--- To be done ---
Spot each line in the records below where the word "írható" occurs, then copy it.

------------------------------------------------------------

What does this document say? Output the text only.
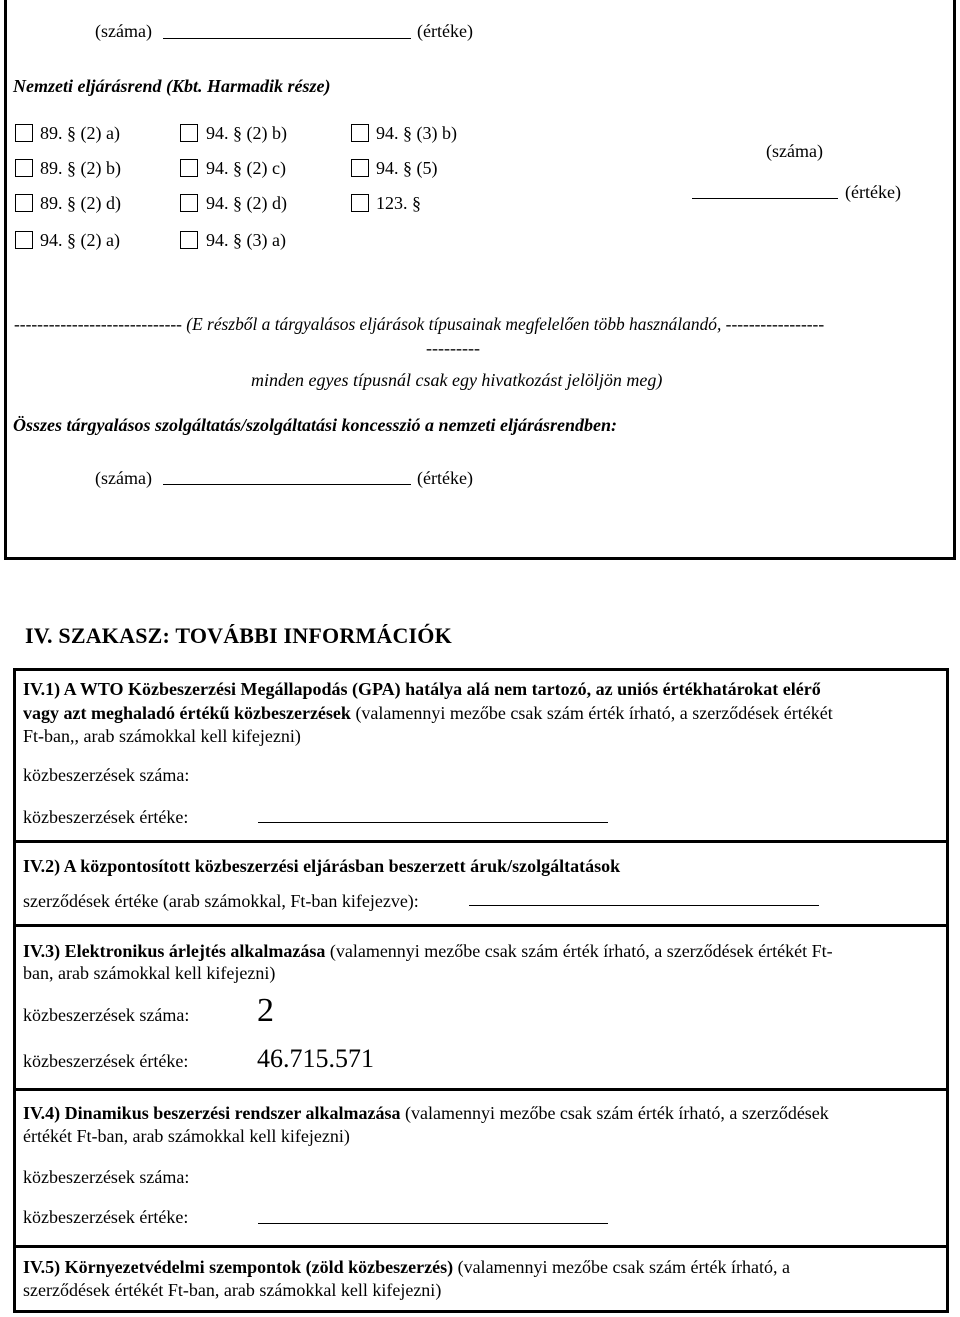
(száma)	(értéke)
Nemzeti eljárásrend (Kbt. Harmadik része)
89. § (2) a)	94. § (2) b)	94. § (3) b)
89. § (2) b)	94. § (2) c)	94. § (5)
89. § (2) d)	94. § (2) d)	123. §
94. § (2) a)	94. § (3) a)
(száma)
(értéke)
----------------------------- (E részből a tárgyalásos eljárások típusainak megfelelően több használandó, -----------------
---------
minden egyes típusnál csak egy hivatkozást jelöljön meg)
Összes tárgyalásos szolgáltatás/szolgáltatási koncesszió a nemzeti eljárásrendben:
(száma)	(értéke)
IV. SZAKASZ: TOVÁBBI INFORMÁCIÓK
IV.1) A WTO Közbeszerzési Megállapodás (GPA) hatálya alá nem tartozó, az uniós értékhatárokat elérő
vagy azt meghaladó értékű közbeszerzések (valamennyi mezőbe csak szám érték írható, a szerződések értékét
Ft-ban,, arab számokkal kell kifejezni)
közbeszerzések száma:
közbeszerzések értéke:
IV.2) A központosított közbeszerzési eljárásban beszerzett áruk/szolgáltatások
szerződések értéke (arab számokkal, Ft-ban kifejezve):
IV.3) Elektronikus árlejtés alkalmazása (valamennyi mezőbe csak szám érték írható, a szerződések értékét Ft-
ban, arab számokkal kell kifejezni)
közbeszerzések száma: 2
közbeszerzések értéke:	46.715.571
IV.4) Dinamikus beszerzési rendszer alkalmazása (valamennyi mezőbe csak szám érték írható, a szerződések
értékét Ft-ban, arab számokkal kell kifejezni)
közbeszerzések száma:
közbeszerzések értéke:
IV.5) Környezetvédelmi szempontok (zöld közbeszerzés) (valamennyi mezőbe csak szám érték írható, a
szerződések értékét Ft-ban, arab számokkal kell kifejezni)
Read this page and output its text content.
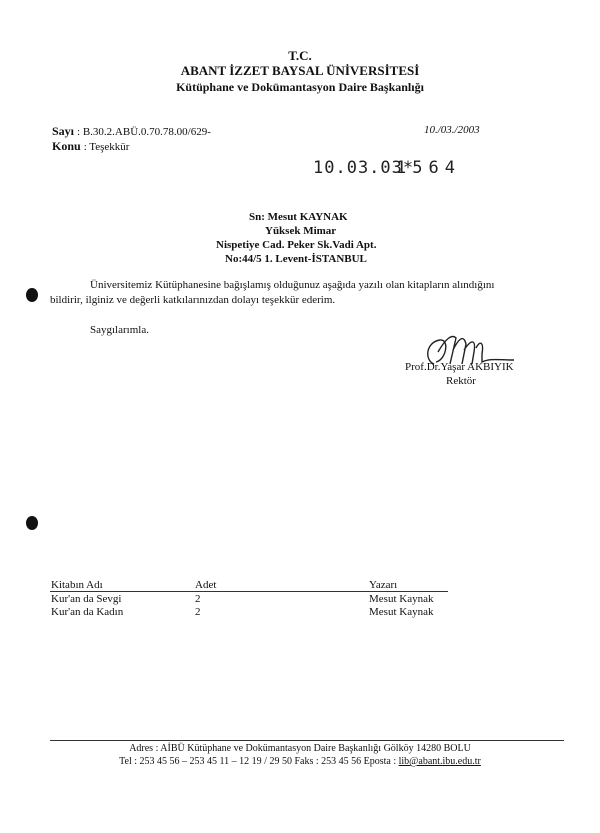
T.C.
ABANT İZZET BAYSAL ÜNİVERSİTESİ
Kütüphane ve Dokümantasyon Daire Başkanlığı
Sayı : B.30.2.ABÜ.0.70.78.00/629-	10./03./2003
Konu : Teşekkür
10.03.03*
1564
Sn: Mesut KAYNAK
Yüksek Mimar
Nispetiye Cad. Peker Sk.Vadi Apt.
No:44/5 1. Levent-İSTANBUL
Üniversitemiz Kütüphanesine bağışlamış olduğunuz aşağıda yazılı olan kitapların alındığını
bildirir, ilginiz ve değerli katkılarınızdan dolayı teşekkür ederim.
Saygılarımla.
Prof.Dr.Yaşar AKBIYIK
Rektör
Kitabın Adı	Adet	Yazarı
Kur'an da Sevgi	2	Mesut Kaynak
Kur'an da Kadın	2	Mesut Kaynak
Adres : AİBÜ Kütüphane ve Dokümantasyon Daire Başkanlığı Gölköy 14280 BOLU
Tel : 253 45 56 – 253 45 11 – 12 19 / 29 50 Faks : 253 45 56 Eposta : lib@abant.ibu.edu.tr
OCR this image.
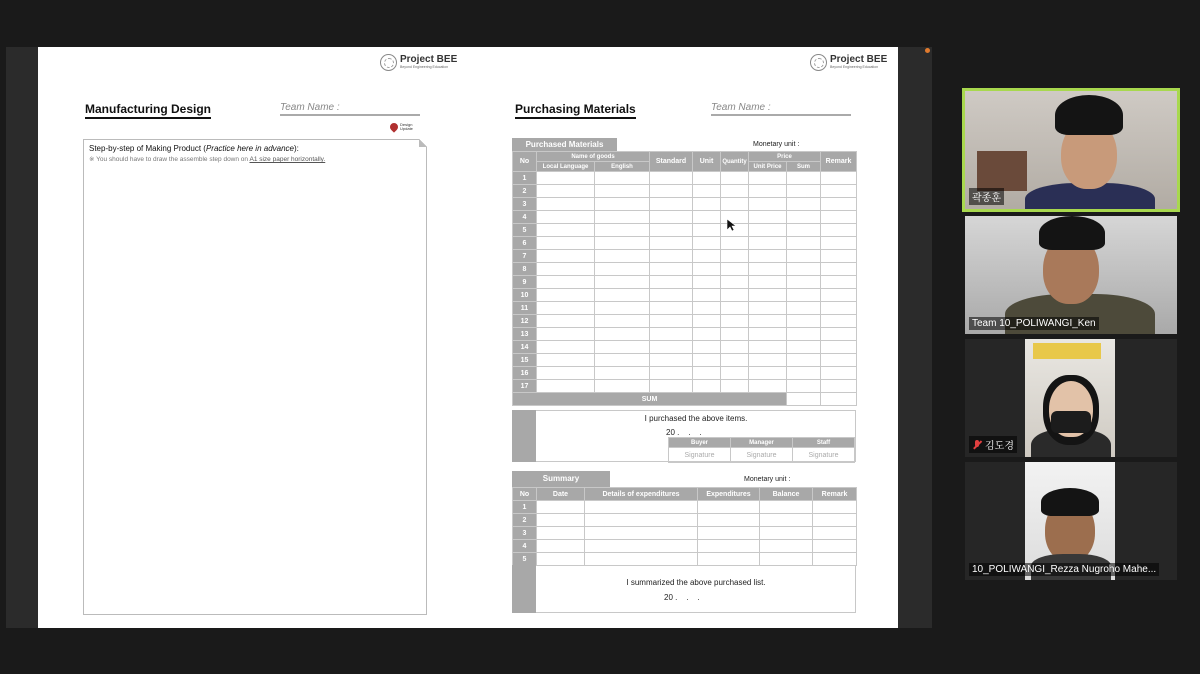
Project BEE
Beyond Engineering Education
Project BEE
Beyond Engineering Education
Manufacturing Design	Team Name :
Design
Update
Step-by-step of Making Product (Practice here in advance):
※ You should have to draw the assemble step down on A1 size paper horizontally.
Purchasing Materials	Team Name :
Purchased Materials	Monetary unit :
No	Name of goods		Standard	Unit	Quantity	Price		Remark
	Local Language	English				Unit Price	Sum	
1								
2								
3								
4								
5								
6								
7								
8								
9								
10								
11								
12								
13								
14								
15								
16								
17								
SUM								
I purchased the above items.
20 .    .    .
Buyer	Manager	Staff
Signature	Signature	Signature
Summary	Monetary unit :
No	Date	Details of expenditures	Expenditures	Balance	Remark
1					
2					
3					
4					
5					
I summarized the above purchased list.
20 .    .    .
곽종훈
Team 10_POLIWANGI_Ken
김도경
10_POLIWANGI_Rezza Nugroho Mahe...
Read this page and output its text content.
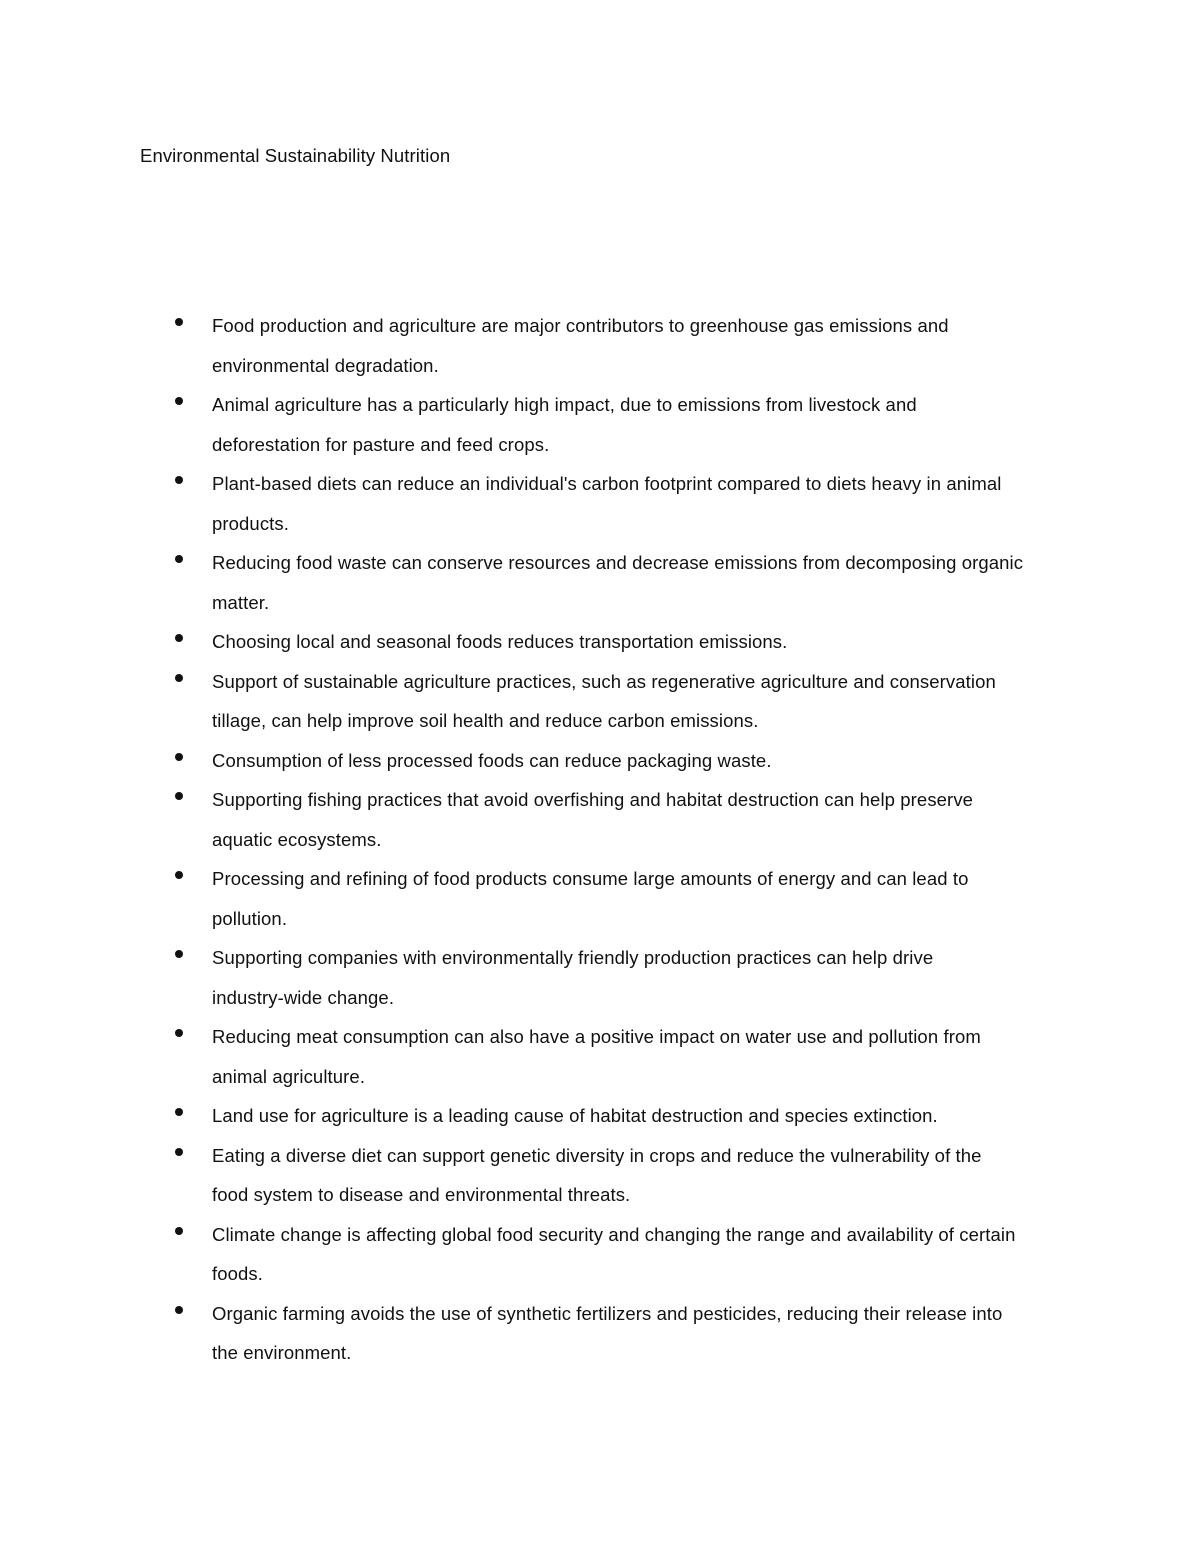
Environmental Sustainability Nutrition
Food production and agriculture are major contributors to greenhouse gas emissions and
environmental degradation.
Animal agriculture has a particularly high impact, due to emissions from livestock and
deforestation for pasture and feed crops.
Plant-based diets can reduce an individual's carbon footprint compared to diets heavy in animal
products.
Reducing food waste can conserve resources and decrease emissions from decomposing organic
matter.
Choosing local and seasonal foods reduces transportation emissions.
Support of sustainable agriculture practices, such as regenerative agriculture and conservation
tillage, can help improve soil health and reduce carbon emissions.
Consumption of less processed foods can reduce packaging waste.
Supporting fishing practices that avoid overfishing and habitat destruction can help preserve
aquatic ecosystems.
Processing and refining of food products consume large amounts of energy and can lead to
pollution.
Supporting companies with environmentally friendly production practices can help drive
industry-wide change.
Reducing meat consumption can also have a positive impact on water use and pollution from
animal agriculture.
Land use for agriculture is a leading cause of habitat destruction and species extinction.
Eating a diverse diet can support genetic diversity in crops and reduce the vulnerability of the
food system to disease and environmental threats.
Climate change is affecting global food security and changing the range and availability of certain
foods.
Organic farming avoids the use of synthetic fertilizers and pesticides, reducing their release into
the environment.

------------------------------------------------------------

--- Solution to the problem ---
vagy azt meghaladó értékű közbeszerzések (valamennyi mezőbe csak szám érték írható, a szerződések értékét
IV.3) Elektronikus árlejtés alkalmazása (valamennyi mezőbe csak szám érték írható, a szerződések értékét Ft-
IV.4) Dinamikus beszerzési rendszer alkalmazása (valamennyi mezőbe csak szám érték írható, a szerződések
IV.5) Környezetvédelmi szempontok (zöld közbeszerzés) (valamennyi mezőbe csak szám érték írható, a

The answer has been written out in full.